▶ _Chart and figure data_
┄┄┄┄┄┄┄┄┄┄┄┄┄┄┄┄┄┄┄┄

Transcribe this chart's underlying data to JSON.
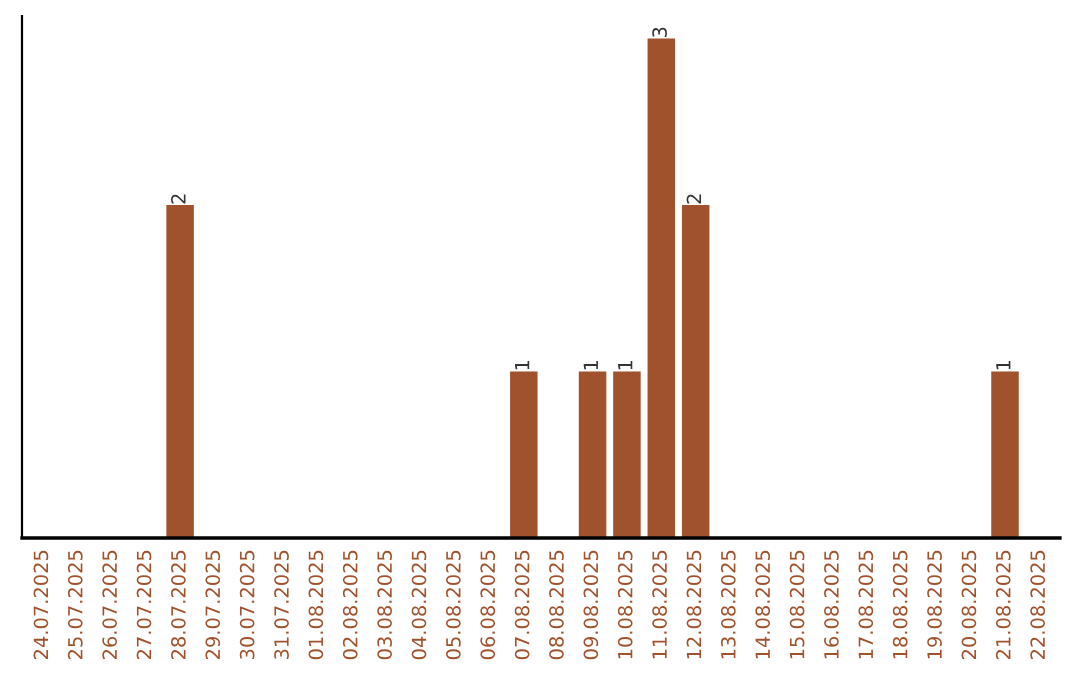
{
  "chart_data": {
    "type": "bar",
    "categories": [
      "24.07.2025",
      "25.07.2025",
      "26.07.2025",
      "27.07.2025",
      "28.07.2025",
      "29.07.2025",
      "30.07.2025",
      "31.07.2025",
      "01.08.2025",
      "02.08.2025",
      "03.08.2025",
      "04.08.2025",
      "05.08.2025",
      "06.08.2025",
      "07.08.2025",
      "08.08.2025",
      "09.08.2025",
      "10.08.2025",
      "11.08.2025",
      "12.08.2025",
      "13.08.2025",
      "14.08.2025",
      "15.08.2025",
      "16.08.2025",
      "17.08.2025",
      "18.08.2025",
      "19.08.2025",
      "20.08.2025",
      "21.08.2025",
      "22.08.2025"
    ],
    "values": [
      0,
      0,
      0,
      0,
      2,
      0,
      0,
      0,
      0,
      0,
      0,
      0,
      0,
      0,
      1,
      0,
      1,
      1,
      3,
      2,
      0,
      0,
      0,
      0,
      0,
      0,
      0,
      0,
      1,
      0
    ],
    "color": "#a0522d",
    "value_labels": [
      null,
      null,
      null,
      null,
      "2",
      null,
      null,
      null,
      null,
      null,
      null,
      null,
      null,
      null,
      "1",
      null,
      "1",
      "1",
      "3",
      "2",
      null,
      null,
      null,
      null,
      null,
      null,
      null,
      null,
      "1",
      null
    ],
    "tick_labels": "x",
    "grid": false,
    "legend": false
  }
}
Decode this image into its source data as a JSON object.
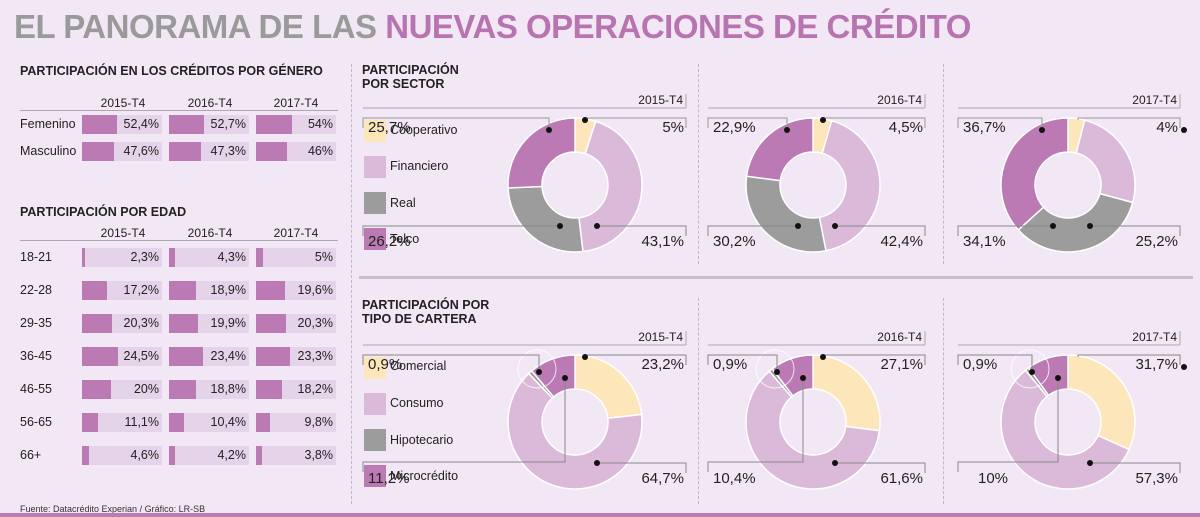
{
  "title": {
    "part1": "EL PANORAMA DE LAS ",
    "part2": "NUEVAS OPERACIONES DE CRÉDITO"
  },
  "colors": {
    "accent": "#bb7ab4",
    "grey_title": "#9a9a9a",
    "bar_bg": "#e4d3e9",
    "background": "#f2e7f4",
    "cooperativo": "#fde6b9",
    "financiero": "#dbbad9",
    "real": "#9c9c9c",
    "telco": "#bb7ab4"
  },
  "footer": "Fuente: Datacrédito Experian   / Gráfico: LR-SB",
  "chart_data": [
    {
      "type": "bar",
      "title": "PARTICIPACIÓN EN LOS CRÉDITOS POR GÉNERO",
      "categories": [
        "Femenino",
        "Masculino"
      ],
      "periods": [
        "2015-T4",
        "2016-T4",
        "2017-T4"
      ],
      "series": [
        {
          "name": "2015-T4",
          "values": [
            52.4,
            47.6
          ],
          "labels": [
            "52,4%",
            "47,6%"
          ]
        },
        {
          "name": "2016-T4",
          "values": [
            52.7,
            47.3
          ],
          "labels": [
            "52,7%",
            "47,3%"
          ]
        },
        {
          "name": "2017-T4",
          "values": [
            54,
            46
          ],
          "labels": [
            "54%",
            "46%"
          ]
        }
      ],
      "ylim": [
        0,
        100
      ]
    },
    {
      "type": "bar",
      "title": "PARTICIPACIÓN POR EDAD",
      "categories": [
        "18-21",
        "22-28",
        "29-35",
        "36-45",
        "46-55",
        "56-65",
        "66+"
      ],
      "periods": [
        "2015-T4",
        "2016-T4",
        "2017-T4"
      ],
      "series": [
        {
          "name": "2015-T4",
          "values": [
            2.3,
            17.2,
            20.3,
            24.5,
            20,
            11.1,
            4.6
          ],
          "labels": [
            "2,3%",
            "17,2%",
            "20,3%",
            "24,5%",
            "20%",
            "11,1%",
            "4,6%"
          ]
        },
        {
          "name": "2016-T4",
          "values": [
            4.3,
            18.9,
            19.9,
            23.4,
            18.8,
            10.4,
            4.2
          ],
          "labels": [
            "4,3%",
            "18,9%",
            "19,9%",
            "23,4%",
            "18,8%",
            "10,4%",
            "4,2%"
          ]
        },
        {
          "name": "2017-T4",
          "values": [
            5,
            19.6,
            20.3,
            23.3,
            18.2,
            9.8,
            3.8
          ],
          "labels": [
            "5%",
            "19,6%",
            "20,3%",
            "23,3%",
            "18,2%",
            "9,8%",
            "3,8%"
          ]
        }
      ],
      "ylim": [
        0,
        50
      ]
    },
    {
      "type": "pie",
      "title": "PARTICIPACIÓN POR SECTOR",
      "categories": [
        "Cooperativo",
        "Financiero",
        "Real",
        "Telco"
      ],
      "charts": [
        {
          "period": "2015-T4",
          "values": [
            5,
            43.1,
            26.2,
            25.7
          ],
          "labels": [
            "5%",
            "43,1%",
            "26,2%",
            "25,7%"
          ]
        },
        {
          "period": "2016-T4",
          "values": [
            4.5,
            42.4,
            30.2,
            22.9
          ],
          "labels": [
            "4,5%",
            "42,4%",
            "30,2%",
            "22,9%"
          ]
        },
        {
          "period": "2017-T4",
          "values": [
            4,
            25.2,
            34.1,
            36.7
          ],
          "labels": [
            "4%",
            "25,2%",
            "34,1%",
            "36,7%"
          ]
        }
      ]
    },
    {
      "type": "pie",
      "title": "PARTICIPACIÓN POR TIPO DE CARTERA",
      "categories": [
        "Comercial",
        "Consumo",
        "Hipotecario",
        "Microcrédito"
      ],
      "charts": [
        {
          "period": "2015-T4",
          "values": [
            23.2,
            64.7,
            0.9,
            11.2
          ],
          "labels": [
            "23,2%",
            "64,7%",
            "0,9%",
            "11,2%"
          ]
        },
        {
          "period": "2016-T4",
          "values": [
            27.1,
            61.6,
            0.9,
            10.4
          ],
          "labels": [
            "27,1%",
            "61,6%",
            "0,9%",
            "10,4%"
          ]
        },
        {
          "period": "2017-T4",
          "values": [
            31.7,
            57.3,
            0.9,
            10
          ],
          "labels": [
            "31,7%",
            "57,3%",
            "0,9%",
            "10%"
          ]
        }
      ]
    }
  ],
  "gender": {
    "title": "PARTICIPACIÓN EN LOS CRÉDITOS POR GÉNERO",
    "periods": [
      "2015-T4",
      "2016-T4",
      "2017-T4"
    ],
    "rows": [
      {
        "label": "Femenino",
        "values": [
          "52,4%",
          "52,7%",
          "54%"
        ]
      },
      {
        "label": "Masculino",
        "values": [
          "47,6%",
          "47,3%",
          "46%"
        ]
      }
    ]
  },
  "age": {
    "title": "PARTICIPACIÓN POR EDAD",
    "periods": [
      "2015-T4",
      "2016-T4",
      "2017-T4"
    ],
    "rows": [
      {
        "label": "18-21",
        "values": [
          "2,3%",
          "4,3%",
          "5%"
        ]
      },
      {
        "label": "22-28",
        "values": [
          "17,2%",
          "18,9%",
          "19,6%"
        ]
      },
      {
        "label": "29-35",
        "values": [
          "20,3%",
          "19,9%",
          "20,3%"
        ]
      },
      {
        "label": "36-45",
        "values": [
          "24,5%",
          "23,4%",
          "23,3%"
        ]
      },
      {
        "label": "46-55",
        "values": [
          "20%",
          "18,8%",
          "18,2%"
        ]
      },
      {
        "label": "56-65",
        "values": [
          "11,1%",
          "10,4%",
          "9,8%"
        ]
      },
      {
        "label": "66+",
        "values": [
          "4,6%",
          "4,2%",
          "3,8%"
        ]
      }
    ]
  },
  "sector": {
    "title_line1": "PARTICIPACIÓN",
    "title_line2": "POR SECTOR",
    "legend": [
      "Cooperativo",
      "Financiero",
      "Real",
      "Telco"
    ]
  },
  "cartera": {
    "title_line1": "PARTICIPACIÓN POR",
    "title_line2": "TIPO DE CARTERA",
    "legend": [
      "Comercial",
      "Consumo",
      "Hipotecario",
      "Microcrédito"
    ]
  }
}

┄┄┄┄┄┄┄┄┄┄┄┄┄┄┄┄┄┄┄┄

▶ _Aim_
Write out the material above once more, exactly as it reads, with no pictures.

▶ _Solution below_
Transcribe this chart's underlying data to JSON.
{
  "chart_data": {
    "type": "bar",
    "categories": [
      "24.07.2025",
      "25.07.2025",
      "26.07.2025",
      "27.07.2025",
      "28.07.2025",
      "29.07.2025",
      "30.07.2025",
      "31.07.2025",
      "01.08.2025",
      "02.08.2025",
      "03.08.2025",
      "04.08.2025",
      "05.08.2025",
      "06.08.2025",
      "07.08.2025",
      "08.08.2025",
      "09.08.2025",
      "10.08.2025",
      "11.08.2025",
      "12.08.2025",
      "13.08.2025",
      "14.08.2025",
      "15.08.2025",
      "16.08.2025",
      "17.08.2025",
      "18.08.2025",
      "19.08.2025",
      "20.08.2025",
      "21.08.2025",
      "22.08.2025"
    ],
    "values": [
      0,
      0,
      0,
      0,
      2,
      0,
      0,
      0,
      0,
      0,
      0,
      0,
      0,
      0,
      1,
      0,
      1,
      1,
      3,
      2,
      0,
      0,
      0,
      0,
      0,
      0,
      0,
      0,
      1,
      0
    ],
    "color": "#a0522d",
    "value_labels": [
      null,
      null,
      null,
      null,
      "2",
      null,
      null,
      null,
      null,
      null,
      null,
      null,
      null,
      null,
      "1",
      null,
      "1",
      "1",
      "3",
      "2",
      null,
      null,
      null,
      null,
      null,
      null,
      null,
      null,
      "1",
      null
    ],
    "tick_labels": "x",
    "grid": false,
    "legend": false
  }
}
Decode this image into its source data as a JSON object.
{
  "title": {
    "part1": "EL PANORAMA DE LAS ",
    "part2": "NUEVAS OPERACIONES DE CRÉDITO"
  },
  "colors": {
    "accent": "#bb7ab4",
    "grey_title": "#9a9a9a",
    "bar_bg": "#e4d3e9",
    "background": "#f2e7f4",
    "cooperativo": "#fde6b9",
    "financiero": "#dbbad9",
    "real": "#9c9c9c",
    "telco": "#bb7ab4"
  },
  "footer": "Fuente: Datacrédito Experian   / Gráfico: LR-SB",
  "chart_data": [
    {
      "type": "bar",
      "title": "PARTICIPACIÓN EN LOS CRÉDITOS POR GÉNERO",
      "categories": [
        "Femenino",
        "Masculino"
      ],
      "periods": [
        "2015-T4",
        "2016-T4",
        "2017-T4"
      ],
      "series": [
        {
          "name": "2015-T4",
          "values": [
            52.4,
            47.6
          ],
          "labels": [
            "52,4%",
            "47,6%"
          ]
        },
        {
          "name": "2016-T4",
          "values": [
            52.7,
            47.3
          ],
          "labels": [
            "52,7%",
            "47,3%"
          ]
        },
        {
          "name": "2017-T4",
          "values": [
            54,
            46
          ],
          "labels": [
            "54%",
            "46%"
          ]
        }
      ],
      "ylim": [
        0,
        100
      ]
    },
    {
      "type": "bar",
      "title": "PARTICIPACIÓN POR EDAD",
      "categories": [
        "18-21",
        "22-28",
        "29-35",
        "36-45",
        "46-55",
        "56-65",
        "66+"
      ],
      "periods": [
        "2015-T4",
        "2016-T4",
        "2017-T4"
      ],
      "series": [
        {
          "name": "2015-T4",
          "values": [
            2.3,
            17.2,
            20.3,
            24.5,
            20,
            11.1,
            4.6
          ],
          "labels": [
            "2,3%",
            "17,2%",
            "20,3%",
            "24,5%",
            "20%",
            "11,1%",
            "4,6%"
          ]
        },
        {
          "name": "2016-T4",
          "values": [
            4.3,
            18.9,
            19.9,
            23.4,
            18.8,
            10.4,
            4.2
          ],
          "labels": [
            "4,3%",
            "18,9%",
            "19,9%",
            "23,4%",
            "18,8%",
            "10,4%",
            "4,2%"
          ]
        },
        {
          "name": "2017-T4",
          "values": [
            5,
            19.6,
            20.3,
            23.3,
            18.2,
            9.8,
            3.8
          ],
          "labels": [
            "5%",
            "19,6%",
            "20,3%",
            "23,3%",
            "18,2%",
            "9,8%",
            "3,8%"
          ]
        }
      ],
      "ylim": [
        0,
        50
      ]
    },
    {
      "type": "pie",
      "title": "PARTICIPACIÓN POR SECTOR",
      "categories": [
        "Cooperativo",
        "Financiero",
        "Real",
        "Telco"
      ],
      "charts": [
        {
          "period": "2015-T4",
          "values": [
            5,
            43.1,
            26.2,
            25.7
          ],
          "labels": [
            "5%",
            "43,1%",
            "26,2%",
            "25,7%"
          ]
        },
        {
          "period": "2016-T4",
          "values": [
            4.5,
            42.4,
            30.2,
            22.9
          ],
          "labels": [
            "4,5%",
            "42,4%",
            "30,2%",
            "22,9%"
          ]
        },
        {
          "period": "2017-T4",
          "values": [
            4,
            25.2,
            34.1,
            36.7
          ],
          "labels": [
            "4%",
            "25,2%",
            "34,1%",
            "36,7%"
          ]
        }
      ]
    },
    {
      "type": "pie",
      "title": "PARTICIPACIÓN POR TIPO DE CARTERA",
      "categories": [
        "Comercial",
        "Consumo",
        "Hipotecario",
        "Microcrédito"
      ],
      "charts": [
        {
          "period": "2015-T4",
          "values": [
            23.2,
            64.7,
            0.9,
            11.2
          ],
          "labels": [
            "23,2%",
            "64,7%",
            "0,9%",
            "11,2%"
          ]
        },
        {
          "period": "2016-T4",
          "values": [
            27.1,
            61.6,
            0.9,
            10.4
          ],
          "labels": [
            "27,1%",
            "61,6%",
            "0,9%",
            "10,4%"
          ]
        },
        {
          "period": "2017-T4",
          "values": [
            31.7,
            57.3,
            0.9,
            10
          ],
          "labels": [
            "31,7%",
            "57,3%",
            "0,9%",
            "10%"
          ]
        }
      ]
    }
  ],
  "gender": {
    "title": "PARTICIPACIÓN EN LOS CRÉDITOS POR GÉNERO",
    "periods": [
      "2015-T4",
      "2016-T4",
      "2017-T4"
    ],
    "rows": [
      {
        "label": "Femenino",
        "values": [
          "52,4%",
          "52,7%",
          "54%"
        ]
      },
      {
        "label": "Masculino",
        "values": [
          "47,6%",
          "47,3%",
          "46%"
        ]
      }
    ]
  },
  "age": {
    "title": "PARTICIPACIÓN POR EDAD",
    "periods": [
      "2015-T4",
      "2016-T4",
      "2017-T4"
    ],
    "rows": [
      {
        "label": "18-21",
        "values": [
          "2,3%",
          "4,3%",
          "5%"
        ]
      },
      {
        "label": "22-28",
        "values": [
          "17,2%",
          "18,9%",
          "19,6%"
        ]
      },
      {
        "label": "29-35",
        "values": [
          "20,3%",
          "19,9%",
          "20,3%"
        ]
      },
      {
        "label": "36-45",
        "values": [
          "24,5%",
          "23,4%",
          "23,3%"
        ]
      },
      {
        "label": "46-55",
        "values": [
          "20%",
          "18,8%",
          "18,2%"
        ]
      },
      {
        "label": "56-65",
        "values": [
          "11,1%",
          "10,4%",
          "9,8%"
        ]
      },
      {
        "label": "66+",
        "values": [
          "4,6%",
          "4,2%",
          "3,8%"
        ]
      }
    ]
  },
  "sector": {
    "title_line1": "PARTICIPACIÓN",
    "title_line2": "POR SECTOR",
    "legend": [
      "Cooperativo",
      "Financiero",
      "Real",
      "Telco"
    ]
  },
  "cartera": {
    "title_line1": "PARTICIPACIÓN POR",
    "title_line2": "TIPO DE CARTERA",
    "legend": [
      "Comercial",
      "Consumo",
      "Hipotecario",
      "Microcrédito"
    ]
  }
}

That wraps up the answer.